Dataset extract:
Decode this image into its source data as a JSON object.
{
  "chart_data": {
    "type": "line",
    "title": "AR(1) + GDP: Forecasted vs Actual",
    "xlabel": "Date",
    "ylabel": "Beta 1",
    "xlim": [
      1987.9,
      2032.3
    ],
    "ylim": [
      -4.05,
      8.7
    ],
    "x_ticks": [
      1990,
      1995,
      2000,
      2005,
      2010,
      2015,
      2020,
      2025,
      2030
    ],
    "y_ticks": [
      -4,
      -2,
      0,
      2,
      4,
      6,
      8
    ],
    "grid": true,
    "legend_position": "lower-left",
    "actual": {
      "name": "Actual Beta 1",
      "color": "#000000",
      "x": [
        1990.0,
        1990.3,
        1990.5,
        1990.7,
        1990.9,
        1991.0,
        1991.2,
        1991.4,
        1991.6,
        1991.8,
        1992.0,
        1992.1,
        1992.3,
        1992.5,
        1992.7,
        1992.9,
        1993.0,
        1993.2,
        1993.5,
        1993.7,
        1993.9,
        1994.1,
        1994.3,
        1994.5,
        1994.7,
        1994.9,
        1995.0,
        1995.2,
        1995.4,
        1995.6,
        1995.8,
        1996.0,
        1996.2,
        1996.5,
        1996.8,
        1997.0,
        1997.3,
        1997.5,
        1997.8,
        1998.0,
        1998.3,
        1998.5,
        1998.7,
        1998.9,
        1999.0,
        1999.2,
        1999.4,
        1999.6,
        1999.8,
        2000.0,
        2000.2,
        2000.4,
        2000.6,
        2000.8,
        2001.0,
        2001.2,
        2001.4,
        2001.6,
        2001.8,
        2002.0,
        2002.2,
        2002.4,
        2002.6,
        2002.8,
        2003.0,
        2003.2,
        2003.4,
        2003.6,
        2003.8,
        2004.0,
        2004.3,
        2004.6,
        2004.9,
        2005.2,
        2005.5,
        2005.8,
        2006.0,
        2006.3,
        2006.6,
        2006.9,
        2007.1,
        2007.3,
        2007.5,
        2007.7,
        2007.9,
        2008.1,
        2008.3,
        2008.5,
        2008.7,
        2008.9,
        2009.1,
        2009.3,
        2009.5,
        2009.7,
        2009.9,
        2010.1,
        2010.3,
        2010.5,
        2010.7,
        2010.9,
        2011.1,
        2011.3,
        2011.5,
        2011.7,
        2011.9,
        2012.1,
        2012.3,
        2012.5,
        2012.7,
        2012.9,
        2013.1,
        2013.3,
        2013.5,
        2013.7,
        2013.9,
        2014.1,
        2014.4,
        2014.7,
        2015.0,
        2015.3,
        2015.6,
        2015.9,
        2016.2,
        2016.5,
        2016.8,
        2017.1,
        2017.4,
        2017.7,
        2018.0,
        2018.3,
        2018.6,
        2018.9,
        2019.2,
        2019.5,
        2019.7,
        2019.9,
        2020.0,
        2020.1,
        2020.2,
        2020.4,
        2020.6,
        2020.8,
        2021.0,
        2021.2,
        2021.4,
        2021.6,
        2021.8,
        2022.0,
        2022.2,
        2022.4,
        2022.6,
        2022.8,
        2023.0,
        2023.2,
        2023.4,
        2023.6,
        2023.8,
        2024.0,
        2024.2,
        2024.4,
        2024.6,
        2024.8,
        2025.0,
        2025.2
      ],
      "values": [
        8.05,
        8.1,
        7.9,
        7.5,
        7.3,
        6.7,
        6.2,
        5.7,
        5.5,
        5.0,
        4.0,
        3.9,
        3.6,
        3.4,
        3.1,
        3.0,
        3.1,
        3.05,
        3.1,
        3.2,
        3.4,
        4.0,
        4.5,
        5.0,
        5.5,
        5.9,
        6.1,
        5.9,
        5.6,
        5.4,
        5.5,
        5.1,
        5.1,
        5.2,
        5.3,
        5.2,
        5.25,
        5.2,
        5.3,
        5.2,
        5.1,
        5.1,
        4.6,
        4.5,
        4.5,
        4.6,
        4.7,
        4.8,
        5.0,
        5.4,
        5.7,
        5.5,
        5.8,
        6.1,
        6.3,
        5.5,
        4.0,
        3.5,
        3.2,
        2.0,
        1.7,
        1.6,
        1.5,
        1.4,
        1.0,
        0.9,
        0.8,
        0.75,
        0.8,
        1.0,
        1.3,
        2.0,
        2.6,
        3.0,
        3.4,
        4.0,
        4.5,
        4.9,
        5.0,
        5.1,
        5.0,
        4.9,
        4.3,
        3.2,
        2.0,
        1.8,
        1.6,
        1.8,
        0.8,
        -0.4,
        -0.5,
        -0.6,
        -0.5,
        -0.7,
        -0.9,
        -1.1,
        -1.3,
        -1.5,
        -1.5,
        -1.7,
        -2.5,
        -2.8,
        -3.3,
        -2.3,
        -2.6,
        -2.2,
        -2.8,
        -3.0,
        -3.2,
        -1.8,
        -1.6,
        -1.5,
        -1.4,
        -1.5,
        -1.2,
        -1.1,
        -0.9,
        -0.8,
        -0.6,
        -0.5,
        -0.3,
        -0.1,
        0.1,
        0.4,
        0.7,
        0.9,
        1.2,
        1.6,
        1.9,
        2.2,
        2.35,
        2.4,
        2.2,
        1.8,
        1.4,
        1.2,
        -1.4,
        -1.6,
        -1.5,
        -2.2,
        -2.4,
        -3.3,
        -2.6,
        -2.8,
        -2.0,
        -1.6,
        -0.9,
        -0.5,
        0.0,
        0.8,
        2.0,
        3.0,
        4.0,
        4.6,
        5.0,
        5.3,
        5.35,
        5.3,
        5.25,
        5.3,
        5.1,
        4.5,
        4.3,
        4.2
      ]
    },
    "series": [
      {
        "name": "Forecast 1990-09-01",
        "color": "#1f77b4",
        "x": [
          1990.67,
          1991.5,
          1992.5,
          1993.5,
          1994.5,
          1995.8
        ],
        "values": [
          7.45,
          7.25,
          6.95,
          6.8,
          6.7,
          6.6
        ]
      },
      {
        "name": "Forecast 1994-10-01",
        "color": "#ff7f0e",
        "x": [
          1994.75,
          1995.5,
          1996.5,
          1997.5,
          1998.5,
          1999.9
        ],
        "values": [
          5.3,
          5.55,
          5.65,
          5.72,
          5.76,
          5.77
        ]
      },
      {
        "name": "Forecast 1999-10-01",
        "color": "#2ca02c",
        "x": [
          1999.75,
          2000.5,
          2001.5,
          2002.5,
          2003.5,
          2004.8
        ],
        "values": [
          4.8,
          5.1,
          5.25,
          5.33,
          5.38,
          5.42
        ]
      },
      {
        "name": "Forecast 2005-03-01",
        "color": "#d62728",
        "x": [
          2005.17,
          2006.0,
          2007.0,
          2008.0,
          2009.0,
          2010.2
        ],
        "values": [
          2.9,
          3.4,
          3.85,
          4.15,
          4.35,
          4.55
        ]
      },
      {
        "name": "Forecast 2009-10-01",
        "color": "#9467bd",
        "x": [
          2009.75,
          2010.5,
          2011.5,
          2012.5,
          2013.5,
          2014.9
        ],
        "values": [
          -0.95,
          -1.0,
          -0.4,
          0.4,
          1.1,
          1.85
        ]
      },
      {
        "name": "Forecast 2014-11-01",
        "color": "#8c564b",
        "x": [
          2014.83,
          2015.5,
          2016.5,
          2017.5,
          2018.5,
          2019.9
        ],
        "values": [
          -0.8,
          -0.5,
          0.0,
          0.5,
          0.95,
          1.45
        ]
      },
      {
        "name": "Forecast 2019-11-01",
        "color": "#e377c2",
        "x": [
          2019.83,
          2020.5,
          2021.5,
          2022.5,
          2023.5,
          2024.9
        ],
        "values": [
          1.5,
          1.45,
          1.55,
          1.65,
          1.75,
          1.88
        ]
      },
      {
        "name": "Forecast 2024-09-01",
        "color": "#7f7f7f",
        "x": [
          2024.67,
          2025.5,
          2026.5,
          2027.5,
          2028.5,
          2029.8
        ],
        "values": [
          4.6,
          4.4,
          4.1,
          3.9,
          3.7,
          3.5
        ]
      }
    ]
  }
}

Exercise details: Locate all lines in the listing above with the word "color". Copy them.

Answer for the task:
      "color": "#000000",
        "color": "#1f77b4",
        "color": "#ff7f0e",
        "color": "#2ca02c",
        "color": "#d62728",
        "color": "#9467bd",
        "color": "#8c564b",
        "color": "#e377c2",
        "color": "#7f7f7f",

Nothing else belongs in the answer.